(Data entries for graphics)
-*-*-
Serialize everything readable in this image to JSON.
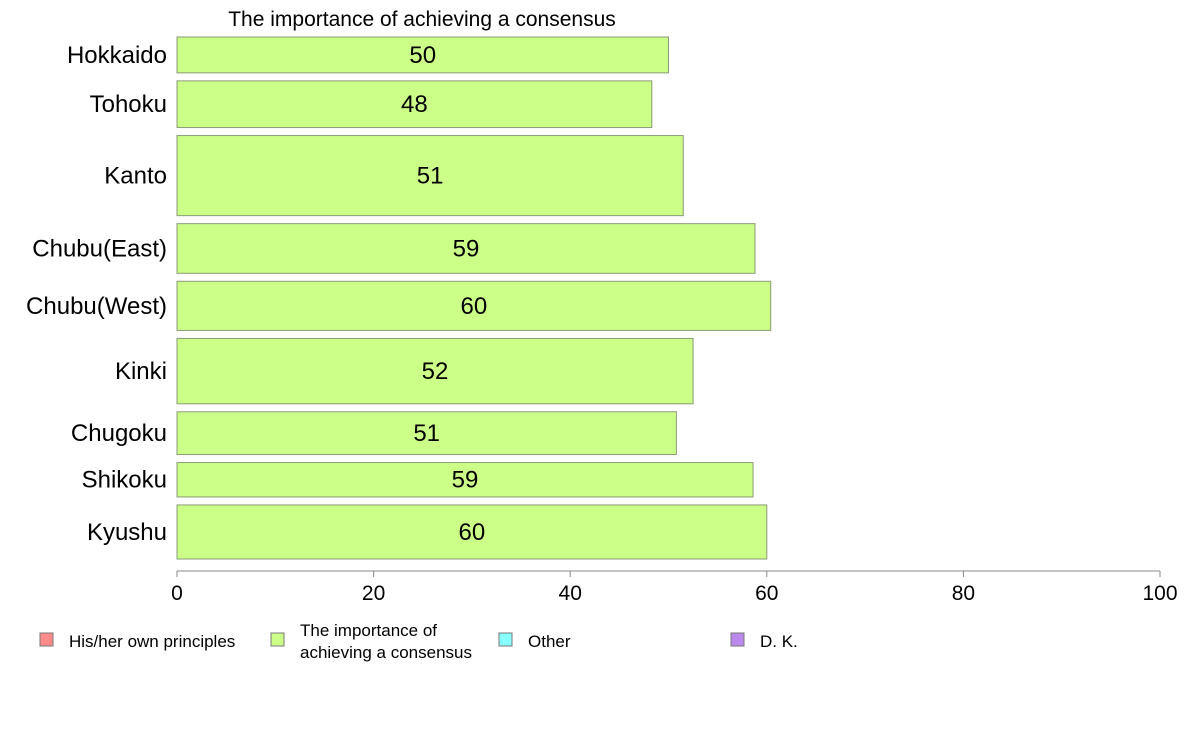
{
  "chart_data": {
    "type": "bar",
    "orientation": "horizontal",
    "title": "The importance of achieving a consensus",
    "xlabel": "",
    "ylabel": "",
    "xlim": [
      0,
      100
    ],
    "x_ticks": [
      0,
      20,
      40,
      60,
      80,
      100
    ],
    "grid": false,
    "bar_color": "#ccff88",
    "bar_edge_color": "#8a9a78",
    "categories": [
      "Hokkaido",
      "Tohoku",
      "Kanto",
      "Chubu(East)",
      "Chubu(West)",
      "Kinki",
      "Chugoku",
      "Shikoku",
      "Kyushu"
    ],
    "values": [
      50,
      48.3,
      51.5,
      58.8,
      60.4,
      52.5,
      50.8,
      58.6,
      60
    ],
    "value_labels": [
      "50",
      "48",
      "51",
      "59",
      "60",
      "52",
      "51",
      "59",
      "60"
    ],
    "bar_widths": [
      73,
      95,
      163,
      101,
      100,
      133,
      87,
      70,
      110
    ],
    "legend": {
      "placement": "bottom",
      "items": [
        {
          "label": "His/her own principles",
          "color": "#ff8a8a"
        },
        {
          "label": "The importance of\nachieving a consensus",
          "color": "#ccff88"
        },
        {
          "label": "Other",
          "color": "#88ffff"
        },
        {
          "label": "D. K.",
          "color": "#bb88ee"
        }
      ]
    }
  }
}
-*-*-
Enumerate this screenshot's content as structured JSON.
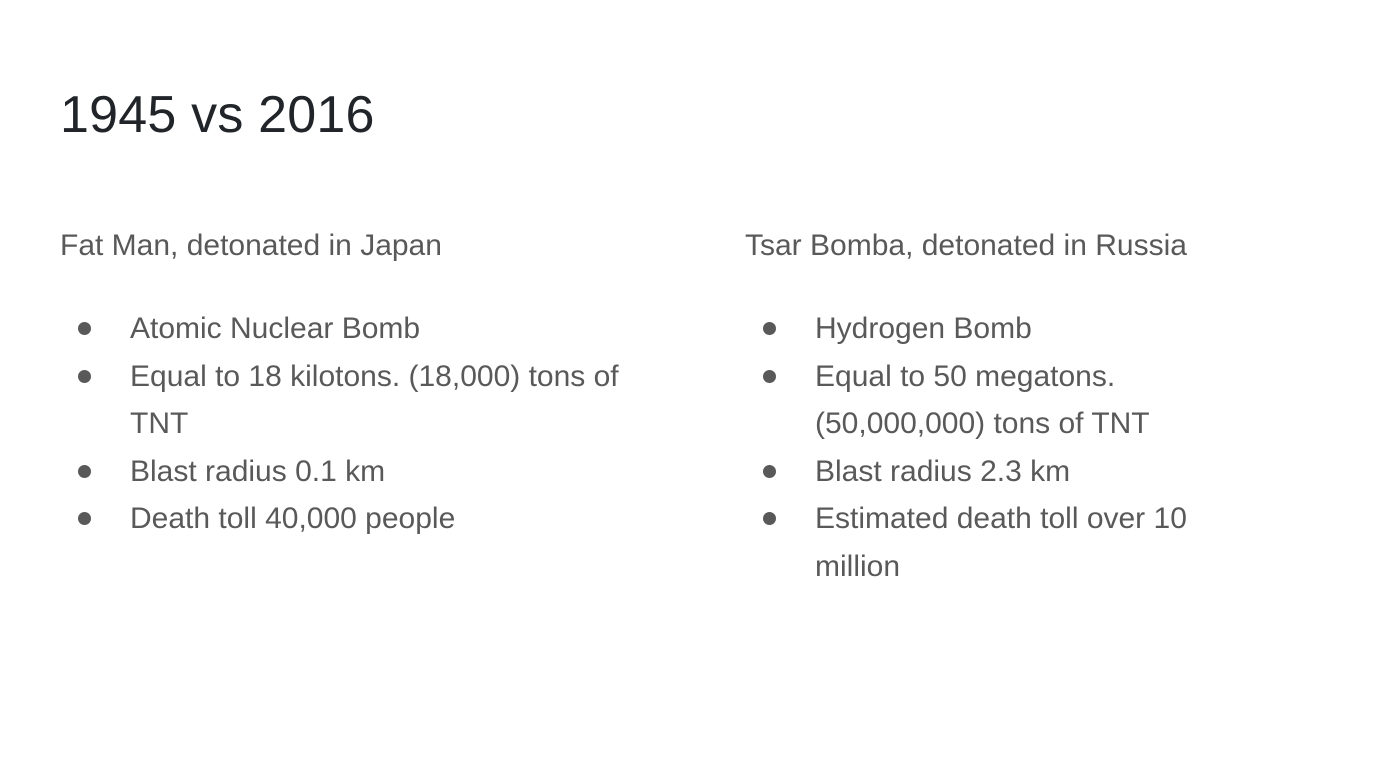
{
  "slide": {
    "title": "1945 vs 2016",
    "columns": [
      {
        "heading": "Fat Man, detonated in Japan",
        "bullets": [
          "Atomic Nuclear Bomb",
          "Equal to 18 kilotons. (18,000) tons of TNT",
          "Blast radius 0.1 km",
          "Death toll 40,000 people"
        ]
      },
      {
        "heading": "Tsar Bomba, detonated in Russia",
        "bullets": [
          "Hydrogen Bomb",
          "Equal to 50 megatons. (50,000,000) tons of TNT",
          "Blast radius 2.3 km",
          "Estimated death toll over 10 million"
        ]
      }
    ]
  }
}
-*-*-
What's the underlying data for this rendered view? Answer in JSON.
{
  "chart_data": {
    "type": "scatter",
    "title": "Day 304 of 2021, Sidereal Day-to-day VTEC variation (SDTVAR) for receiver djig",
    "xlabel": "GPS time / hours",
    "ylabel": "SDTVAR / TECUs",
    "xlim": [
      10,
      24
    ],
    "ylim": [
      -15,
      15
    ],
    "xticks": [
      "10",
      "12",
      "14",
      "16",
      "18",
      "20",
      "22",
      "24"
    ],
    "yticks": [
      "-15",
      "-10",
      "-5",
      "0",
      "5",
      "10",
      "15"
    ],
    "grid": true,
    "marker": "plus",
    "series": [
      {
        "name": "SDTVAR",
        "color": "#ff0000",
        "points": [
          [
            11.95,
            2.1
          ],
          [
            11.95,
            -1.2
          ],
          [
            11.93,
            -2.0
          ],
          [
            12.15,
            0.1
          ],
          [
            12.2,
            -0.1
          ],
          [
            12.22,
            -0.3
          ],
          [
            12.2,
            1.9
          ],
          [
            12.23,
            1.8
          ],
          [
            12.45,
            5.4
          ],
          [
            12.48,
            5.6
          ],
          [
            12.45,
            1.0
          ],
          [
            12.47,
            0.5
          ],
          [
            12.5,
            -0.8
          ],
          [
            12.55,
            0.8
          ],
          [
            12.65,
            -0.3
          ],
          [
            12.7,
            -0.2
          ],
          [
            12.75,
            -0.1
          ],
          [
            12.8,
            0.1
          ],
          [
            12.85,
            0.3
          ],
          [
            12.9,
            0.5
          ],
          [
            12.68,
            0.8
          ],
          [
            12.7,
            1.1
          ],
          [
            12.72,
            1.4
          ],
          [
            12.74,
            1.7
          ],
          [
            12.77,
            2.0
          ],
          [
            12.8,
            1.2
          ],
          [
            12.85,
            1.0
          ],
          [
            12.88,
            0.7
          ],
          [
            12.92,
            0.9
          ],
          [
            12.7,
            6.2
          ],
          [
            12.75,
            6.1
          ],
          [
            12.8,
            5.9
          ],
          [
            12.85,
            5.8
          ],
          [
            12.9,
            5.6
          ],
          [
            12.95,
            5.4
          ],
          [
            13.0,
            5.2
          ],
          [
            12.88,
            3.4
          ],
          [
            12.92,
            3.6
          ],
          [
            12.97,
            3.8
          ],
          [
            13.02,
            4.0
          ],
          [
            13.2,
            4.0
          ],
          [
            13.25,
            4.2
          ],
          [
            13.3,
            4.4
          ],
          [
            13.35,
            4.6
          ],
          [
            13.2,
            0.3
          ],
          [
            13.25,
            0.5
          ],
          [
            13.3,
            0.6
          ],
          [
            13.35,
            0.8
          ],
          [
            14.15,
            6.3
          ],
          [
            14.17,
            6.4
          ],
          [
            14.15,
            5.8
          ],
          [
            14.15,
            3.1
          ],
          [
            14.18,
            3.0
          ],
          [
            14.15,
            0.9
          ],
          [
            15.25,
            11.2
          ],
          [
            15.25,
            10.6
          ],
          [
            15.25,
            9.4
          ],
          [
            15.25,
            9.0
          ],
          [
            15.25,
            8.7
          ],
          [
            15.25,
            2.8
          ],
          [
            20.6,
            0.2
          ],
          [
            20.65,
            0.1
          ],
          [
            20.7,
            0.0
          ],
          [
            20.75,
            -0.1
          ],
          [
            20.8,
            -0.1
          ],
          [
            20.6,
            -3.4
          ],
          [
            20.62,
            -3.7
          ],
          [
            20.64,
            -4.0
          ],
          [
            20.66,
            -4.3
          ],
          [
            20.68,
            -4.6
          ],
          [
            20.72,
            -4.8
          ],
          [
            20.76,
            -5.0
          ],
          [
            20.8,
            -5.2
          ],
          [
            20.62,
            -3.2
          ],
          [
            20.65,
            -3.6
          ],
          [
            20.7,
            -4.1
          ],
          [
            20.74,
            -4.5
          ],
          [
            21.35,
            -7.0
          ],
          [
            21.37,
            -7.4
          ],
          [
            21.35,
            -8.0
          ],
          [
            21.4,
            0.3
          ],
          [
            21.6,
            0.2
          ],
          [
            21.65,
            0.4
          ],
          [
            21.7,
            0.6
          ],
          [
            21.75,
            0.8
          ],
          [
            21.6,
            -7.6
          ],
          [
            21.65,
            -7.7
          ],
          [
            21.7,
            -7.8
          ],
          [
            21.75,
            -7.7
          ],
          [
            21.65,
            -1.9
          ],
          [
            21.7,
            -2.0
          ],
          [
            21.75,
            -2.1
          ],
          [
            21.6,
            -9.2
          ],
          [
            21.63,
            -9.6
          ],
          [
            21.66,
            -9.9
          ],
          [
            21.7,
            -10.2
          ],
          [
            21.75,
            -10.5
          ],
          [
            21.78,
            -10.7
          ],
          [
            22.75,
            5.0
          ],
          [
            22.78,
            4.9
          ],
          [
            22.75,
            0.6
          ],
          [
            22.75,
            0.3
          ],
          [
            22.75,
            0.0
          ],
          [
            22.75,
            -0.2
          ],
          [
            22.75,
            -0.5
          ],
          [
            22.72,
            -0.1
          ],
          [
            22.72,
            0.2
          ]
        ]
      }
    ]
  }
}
-*-*-
#### Problem statement:
Scan the material above for the word "toll". Copy each line where it occurs.

#### Problem solution:
          "Death toll 40,000 people"
          "Estimated death toll over 10 million"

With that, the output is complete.